"""

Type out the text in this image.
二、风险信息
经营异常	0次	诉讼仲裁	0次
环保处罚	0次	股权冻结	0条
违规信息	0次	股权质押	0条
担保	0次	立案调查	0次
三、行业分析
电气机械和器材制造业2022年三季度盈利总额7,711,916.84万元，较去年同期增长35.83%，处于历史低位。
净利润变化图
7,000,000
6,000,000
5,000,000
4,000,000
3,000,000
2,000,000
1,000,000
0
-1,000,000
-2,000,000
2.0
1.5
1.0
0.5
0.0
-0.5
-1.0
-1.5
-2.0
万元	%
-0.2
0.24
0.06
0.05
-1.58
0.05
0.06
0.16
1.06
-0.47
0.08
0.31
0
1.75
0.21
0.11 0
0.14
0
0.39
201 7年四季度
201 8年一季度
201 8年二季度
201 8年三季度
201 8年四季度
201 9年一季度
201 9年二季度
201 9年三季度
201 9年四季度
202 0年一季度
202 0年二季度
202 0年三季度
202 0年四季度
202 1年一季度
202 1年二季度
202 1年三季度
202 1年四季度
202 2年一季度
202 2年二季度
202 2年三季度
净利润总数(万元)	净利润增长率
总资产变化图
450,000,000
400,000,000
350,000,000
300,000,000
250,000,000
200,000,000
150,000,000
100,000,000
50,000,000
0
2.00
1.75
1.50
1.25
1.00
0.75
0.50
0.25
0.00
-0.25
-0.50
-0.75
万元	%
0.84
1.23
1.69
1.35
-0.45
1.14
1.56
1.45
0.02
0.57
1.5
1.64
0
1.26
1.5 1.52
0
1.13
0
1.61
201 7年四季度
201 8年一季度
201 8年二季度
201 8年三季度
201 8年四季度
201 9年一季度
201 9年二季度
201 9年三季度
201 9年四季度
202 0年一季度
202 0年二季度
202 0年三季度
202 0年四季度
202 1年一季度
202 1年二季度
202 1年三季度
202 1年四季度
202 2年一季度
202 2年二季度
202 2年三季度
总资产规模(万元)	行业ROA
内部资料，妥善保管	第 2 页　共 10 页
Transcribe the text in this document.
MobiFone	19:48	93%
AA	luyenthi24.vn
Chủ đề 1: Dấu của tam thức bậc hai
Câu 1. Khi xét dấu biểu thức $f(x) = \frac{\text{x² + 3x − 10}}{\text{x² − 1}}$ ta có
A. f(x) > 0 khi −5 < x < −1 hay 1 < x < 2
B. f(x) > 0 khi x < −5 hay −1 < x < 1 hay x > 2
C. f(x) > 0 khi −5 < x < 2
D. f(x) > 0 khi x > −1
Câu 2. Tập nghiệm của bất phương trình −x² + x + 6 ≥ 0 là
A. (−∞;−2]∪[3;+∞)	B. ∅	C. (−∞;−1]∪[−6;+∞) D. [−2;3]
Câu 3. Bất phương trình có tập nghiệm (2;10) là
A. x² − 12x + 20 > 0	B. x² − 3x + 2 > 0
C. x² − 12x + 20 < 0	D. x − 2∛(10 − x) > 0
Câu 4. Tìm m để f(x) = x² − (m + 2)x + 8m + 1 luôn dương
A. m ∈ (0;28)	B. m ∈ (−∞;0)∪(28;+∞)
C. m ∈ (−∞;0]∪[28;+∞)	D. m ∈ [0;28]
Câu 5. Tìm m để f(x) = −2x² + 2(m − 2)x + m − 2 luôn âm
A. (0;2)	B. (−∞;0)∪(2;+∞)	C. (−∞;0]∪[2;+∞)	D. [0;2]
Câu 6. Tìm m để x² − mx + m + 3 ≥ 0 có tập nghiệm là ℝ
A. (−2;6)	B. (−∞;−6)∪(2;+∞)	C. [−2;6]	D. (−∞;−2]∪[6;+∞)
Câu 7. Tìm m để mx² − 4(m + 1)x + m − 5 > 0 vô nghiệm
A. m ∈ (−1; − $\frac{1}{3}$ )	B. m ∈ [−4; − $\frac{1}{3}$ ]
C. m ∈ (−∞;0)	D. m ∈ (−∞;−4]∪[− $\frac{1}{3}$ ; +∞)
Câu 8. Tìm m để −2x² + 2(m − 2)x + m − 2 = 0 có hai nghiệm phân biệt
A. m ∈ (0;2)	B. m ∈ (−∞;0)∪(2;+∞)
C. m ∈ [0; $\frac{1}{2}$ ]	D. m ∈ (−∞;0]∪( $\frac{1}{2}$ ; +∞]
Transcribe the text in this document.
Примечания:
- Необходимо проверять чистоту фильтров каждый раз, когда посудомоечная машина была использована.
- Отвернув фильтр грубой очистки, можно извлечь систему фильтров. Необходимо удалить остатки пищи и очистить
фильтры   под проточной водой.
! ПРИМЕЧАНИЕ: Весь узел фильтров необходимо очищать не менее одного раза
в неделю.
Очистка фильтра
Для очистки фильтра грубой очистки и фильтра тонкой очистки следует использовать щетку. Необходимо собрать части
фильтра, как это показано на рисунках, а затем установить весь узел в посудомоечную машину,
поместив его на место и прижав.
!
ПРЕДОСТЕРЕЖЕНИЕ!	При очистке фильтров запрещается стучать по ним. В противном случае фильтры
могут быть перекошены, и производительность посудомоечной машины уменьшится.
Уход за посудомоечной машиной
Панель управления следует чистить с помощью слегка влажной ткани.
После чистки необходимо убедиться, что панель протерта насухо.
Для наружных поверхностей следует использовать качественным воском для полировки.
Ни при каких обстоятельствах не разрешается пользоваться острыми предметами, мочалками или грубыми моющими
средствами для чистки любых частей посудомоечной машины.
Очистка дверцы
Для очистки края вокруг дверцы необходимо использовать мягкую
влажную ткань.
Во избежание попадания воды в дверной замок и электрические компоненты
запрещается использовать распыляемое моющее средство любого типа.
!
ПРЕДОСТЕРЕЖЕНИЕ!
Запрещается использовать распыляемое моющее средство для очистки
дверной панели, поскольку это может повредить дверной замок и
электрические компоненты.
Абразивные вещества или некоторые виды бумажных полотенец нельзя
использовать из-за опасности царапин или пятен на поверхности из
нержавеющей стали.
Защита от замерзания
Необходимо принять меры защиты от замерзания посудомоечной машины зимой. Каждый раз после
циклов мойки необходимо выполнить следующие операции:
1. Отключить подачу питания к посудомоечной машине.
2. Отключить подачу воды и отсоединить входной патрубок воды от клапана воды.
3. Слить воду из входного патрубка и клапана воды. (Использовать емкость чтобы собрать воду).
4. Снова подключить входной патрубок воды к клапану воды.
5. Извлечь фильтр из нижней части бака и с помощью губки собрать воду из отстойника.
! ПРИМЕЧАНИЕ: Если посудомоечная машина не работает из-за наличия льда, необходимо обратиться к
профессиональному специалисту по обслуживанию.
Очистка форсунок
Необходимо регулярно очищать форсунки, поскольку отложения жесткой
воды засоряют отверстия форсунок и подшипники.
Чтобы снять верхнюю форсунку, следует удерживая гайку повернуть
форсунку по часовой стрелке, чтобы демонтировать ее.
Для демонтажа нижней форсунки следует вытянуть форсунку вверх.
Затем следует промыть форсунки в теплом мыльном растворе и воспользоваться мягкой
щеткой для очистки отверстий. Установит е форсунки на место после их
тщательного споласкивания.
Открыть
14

"""

Written problem: All of the records must be repeated exactly.

The result:
Type out the text in this image.
二、风险信息
经营异常	0次	诉讼仲裁	0次
环保处罚	0次	股权冻结	0条
违规信息	0次	股权质押	0条
担保	0次	立案调查	0次
三、行业分析
电气机械和器材制造业2022年三季度盈利总额7,711,916.84万元，较去年同期增长35.83%，处于历史低位。
净利润变化图
7,000,000
6,000,000
5,000,000
4,000,000
3,000,000
2,000,000
1,000,000
0
-1,000,000
-2,000,000
2.0
1.5
1.0
0.5
0.0
-0.5
-1.0
-1.5
-2.0
万元	%
-0.2
0.24
0.06
0.05
-1.58
0.05
0.06
0.16
1.06
-0.47
0.08
0.31
0
1.75
0.21
0.11 0
0.14
0
0.39
201 7年四季度
201 8年一季度
201 8年二季度
201 8年三季度
201 8年四季度
201 9年一季度
201 9年二季度
201 9年三季度
201 9年四季度
202 0年一季度
202 0年二季度
202 0年三季度
202 0年四季度
202 1年一季度
202 1年二季度
202 1年三季度
202 1年四季度
202 2年一季度
202 2年二季度
202 2年三季度
净利润总数(万元)	净利润增长率
总资产变化图
450,000,000
400,000,000
350,000,000
300,000,000
250,000,000
200,000,000
150,000,000
100,000,000
50,000,000
0
2.00
1.75
1.50
1.25
1.00
0.75
0.50
0.25
0.00
-0.25
-0.50
-0.75
万元	%
0.84
1.23
1.69
1.35
-0.45
1.14
1.56
1.45
0.02
0.57
1.5
1.64
0
1.26
1.5 1.52
0
1.13
0
1.61
201 7年四季度
201 8年一季度
201 8年二季度
201 8年三季度
201 8年四季度
201 9年一季度
201 9年二季度
201 9年三季度
201 9年四季度
202 0年一季度
202 0年二季度
202 0年三季度
202 0年四季度
202 1年一季度
202 1年二季度
202 1年三季度
202 1年四季度
202 2年一季度
202 2年二季度
202 2年三季度
总资产规模(万元)	行业ROA
内部资料，妥善保管	第 2 页　共 10 页
Transcribe the text in this document.
MobiFone	19:48	93%
AA	luyenthi24.vn
Chủ đề 1: Dấu của tam thức bậc hai
Câu 1. Khi xét dấu biểu thức $f(x) = \frac{\text{x² + 3x − 10}}{\text{x² − 1}}$ ta có
A. f(x) > 0 khi −5 < x < −1 hay 1 < x < 2
B. f(x) > 0 khi x < −5 hay −1 < x < 1 hay x > 2
C. f(x) > 0 khi −5 < x < 2
D. f(x) > 0 khi x > −1
Câu 2. Tập nghiệm của bất phương trình −x² + x + 6 ≥ 0 là
A. (−∞;−2]∪[3;+∞)	B. ∅	C. (−∞;−1]∪[−6;+∞) D. [−2;3]
Câu 3. Bất phương trình có tập nghiệm (2;10) là
A. x² − 12x + 20 > 0	B. x² − 3x + 2 > 0
C. x² − 12x + 20 < 0	D. x − 2∛(10 − x) > 0
Câu 4. Tìm m để f(x) = x² − (m + 2)x + 8m + 1 luôn dương
A. m ∈ (0;28)	B. m ∈ (−∞;0)∪(28;+∞)
C. m ∈ (−∞;0]∪[28;+∞)	D. m ∈ [0;28]
Câu 5. Tìm m để f(x) = −2x² + 2(m − 2)x + m − 2 luôn âm
A. (0;2)	B. (−∞;0)∪(2;+∞)	C. (−∞;0]∪[2;+∞)	D. [0;2]
Câu 6. Tìm m để x² − mx + m + 3 ≥ 0 có tập nghiệm là ℝ
A. (−2;6)	B. (−∞;−6)∪(2;+∞)	C. [−2;6]	D. (−∞;−2]∪[6;+∞)
Câu 7. Tìm m để mx² − 4(m + 1)x + m − 5 > 0 vô nghiệm
A. m ∈ (−1; − $\frac{1}{3}$ )	B. m ∈ [−4; − $\frac{1}{3}$ ]
C. m ∈ (−∞;0)	D. m ∈ (−∞;−4]∪[− $\frac{1}{3}$ ; +∞)
Câu 8. Tìm m để −2x² + 2(m − 2)x + m − 2 = 0 có hai nghiệm phân biệt
A. m ∈ (0;2)	B. m ∈ (−∞;0)∪(2;+∞)
C. m ∈ [0; $\frac{1}{2}$ ]	D. m ∈ (−∞;0]∪( $\frac{1}{2}$ ; +∞]
Transcribe the text in this document.
Примечания:
- Необходимо проверять чистоту фильтров каждый раз, когда посудомоечная машина была использована.
- Отвернув фильтр грубой очистки, можно извлечь систему фильтров. Необходимо удалить остатки пищи и очистить
фильтры   под проточной водой.
! ПРИМЕЧАНИЕ: Весь узел фильтров необходимо очищать не менее одного раза
в неделю.
Очистка фильтра
Для очистки фильтра грубой очистки и фильтра тонкой очистки следует использовать щетку. Необходимо собрать части
фильтра, как это показано на рисунках, а затем установить весь узел в посудомоечную машину,
поместив его на место и прижав.
!
ПРЕДОСТЕРЕЖЕНИЕ!	При очистке фильтров запрещается стучать по ним. В противном случае фильтры
могут быть перекошены, и производительность посудомоечной машины уменьшится.
Уход за посудомоечной машиной
Панель управления следует чистить с помощью слегка влажной ткани.
После чистки необходимо убедиться, что панель протерта насухо.
Для наружных поверхностей следует использовать качественным воском для полировки.
Ни при каких обстоятельствах не разрешается пользоваться острыми предметами, мочалками или грубыми моющими
средствами для чистки любых частей посудомоечной машины.
Очистка дверцы
Для очистки края вокруг дверцы необходимо использовать мягкую
влажную ткань.
Во избежание попадания воды в дверной замок и электрические компоненты
запрещается использовать распыляемое моющее средство любого типа.
!
ПРЕДОСТЕРЕЖЕНИЕ!
Запрещается использовать распыляемое моющее средство для очистки
дверной панели, поскольку это может повредить дверной замок и
электрические компоненты.
Абразивные вещества или некоторые виды бумажных полотенец нельзя
использовать из-за опасности царапин или пятен на поверхности из
нержавеющей стали.
Защита от замерзания
Необходимо принять меры защиты от замерзания посудомоечной машины зимой. Каждый раз после
циклов мойки необходимо выполнить следующие операции:
1. Отключить подачу питания к посудомоечной машине.
2. Отключить подачу воды и отсоединить входной патрубок воды от клапана воды.
3. Слить воду из входного патрубка и клапана воды. (Использовать емкость чтобы собрать воду).
4. Снова подключить входной патрубок воды к клапану воды.
5. Извлечь фильтр из нижней части бака и с помощью губки собрать воду из отстойника.
! ПРИМЕЧАНИЕ: Если посудомоечная машина не работает из-за наличия льда, необходимо обратиться к
профессиональному специалисту по обслуживанию.
Очистка форсунок
Необходимо регулярно очищать форсунки, поскольку отложения жесткой
воды засоряют отверстия форсунок и подшипники.
Чтобы снять верхнюю форсунку, следует удерживая гайку повернуть
форсунку по часовой стрелке, чтобы демонтировать ее.
Для демонтажа нижней форсунки следует вытянуть форсунку вверх.
Затем следует промыть форсунки в теплом мыльном растворе и воспользоваться мягкой
щеткой для очистки отверстий. Установит е форсунки на место после их
тщательного споласкивания.
Открыть
14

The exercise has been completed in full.